*Your tasks*
(1) In the forum thread about Gitea's sign-in setting, by how much did `REQUIRE_SIGNIN_VIEW=expensive` cut the poster's VPS bandwidth usage?
(2) From the Gitea thread, reproduce the passage starting with "I highly encourage" and going on through "commits git history.".

*Given text*
──────

Gitea has a builtin defense against this, `REQUIRE_SIGNIN_VIEW=expensive`, that completely stopped AI traffic issues for me and cut my VPS's bandwidth usage by 95%.
This is the most assured best way to make sure your remain the only user of your stuff.
I highly encourage folks to put stuff out there! Put your stuff on the internet! Even if you don't need it even if you don't think you'll necessarily benefit: leave the door open to possibility!
Crawlers will find everything on the internet eventually regardless of subdomain (e.g. from crt.sh logs, or Google finds them from 8.8.8.8 queries).
REQUIRE_SIGNIN_VIEW=true means signin is required for all pages - that's great and definitely stops AI bots. The signin page is very cheap for Gitea to render. However, it is a barrier for the regular human visitors to your site.
'expensive' is a middle-ground that lets normal visitors browse and explore repos, view README, and download release binaries. Signin is only required for "expensive" pageloads, such as viewing file content at specific commits git history.
From Gitea's doc I was under the impression that it was going further than "true" so I didn't understood why because "true" was enough for me to not be bothered by bots.
But in your case you want a middle-ground, which is provided by "expensive"!
> Enable this to force users to log in to view any page or to use API. It could be set to "expensive" to block anonymous users accessing some pages which consume a lot of resources, for example: block anonymous AI crawlers from accessing repo code pages. The "expensive" mode is experimental and subject to change.
Forgejo doesn't seem to have copied that feature yet

──────

*Recorded information*
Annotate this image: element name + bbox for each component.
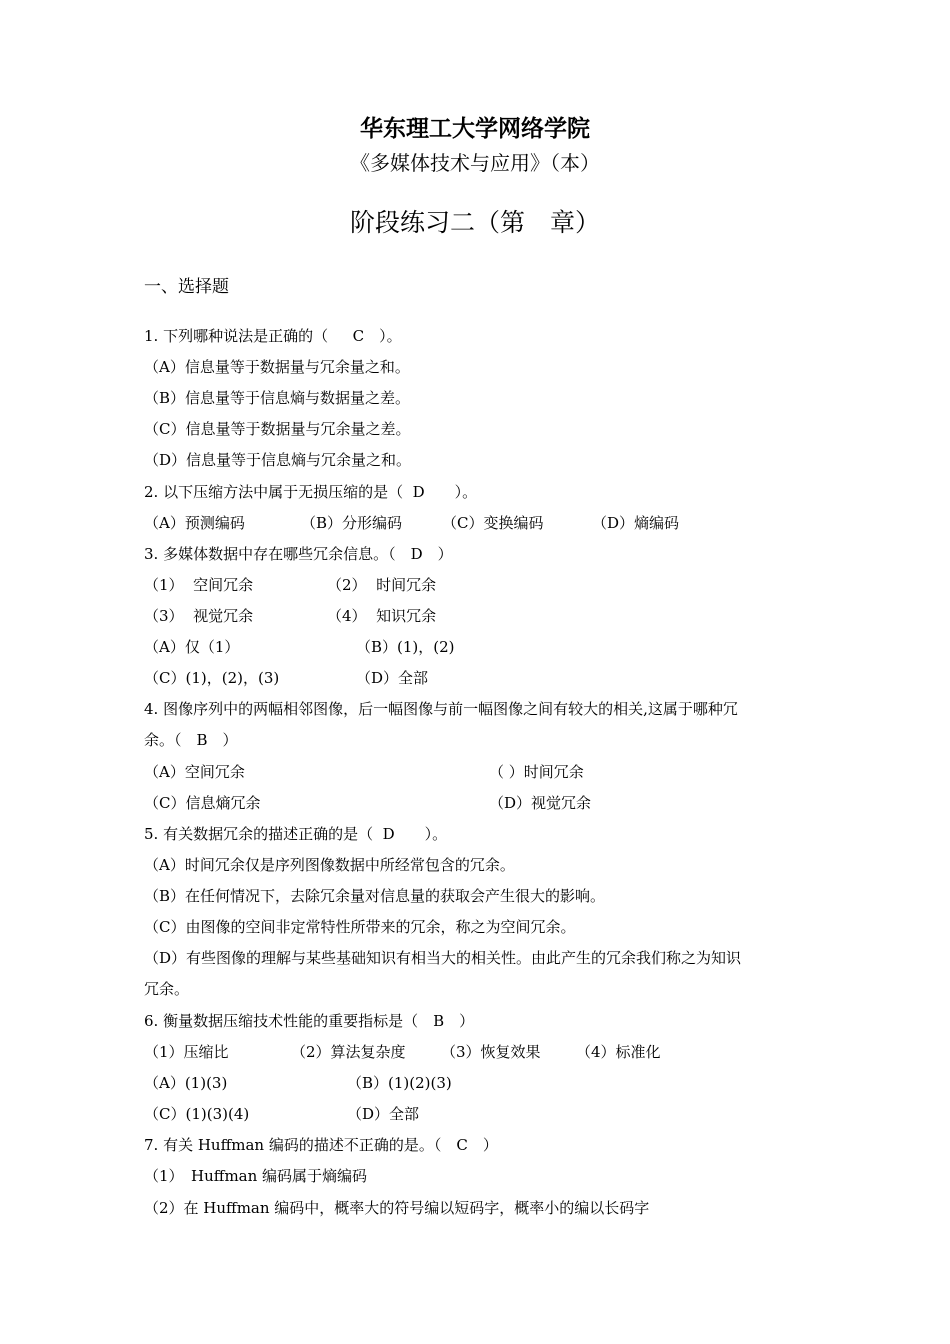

──────

*Exercise results*
(1) By 95%.

(2)
I highly encourage folks to put stuff out there! Put your stuff on the internet! Even if you don't need it even if you don't think you'll necessarily benefit: leave the door open to possibility!
Crawlers will find everything on the internet eventually regardless of subdomain (e.g. from crt.sh logs, or Google finds them from 8.8.8.8 queries).
REQUIRE_SIGNIN_VIEW=true means signin is required for all pages - that's great and definitely stops AI bots. The signin page is very cheap for Gitea to render. However, it is a barrier for the regular human visitors to your site.
'expensive' is a middle-ground that lets normal visitors browse and explore repos, view README, and download release binaries. Signin is only required for "expensive" pageloads, such as viewing file content at specific commits git history.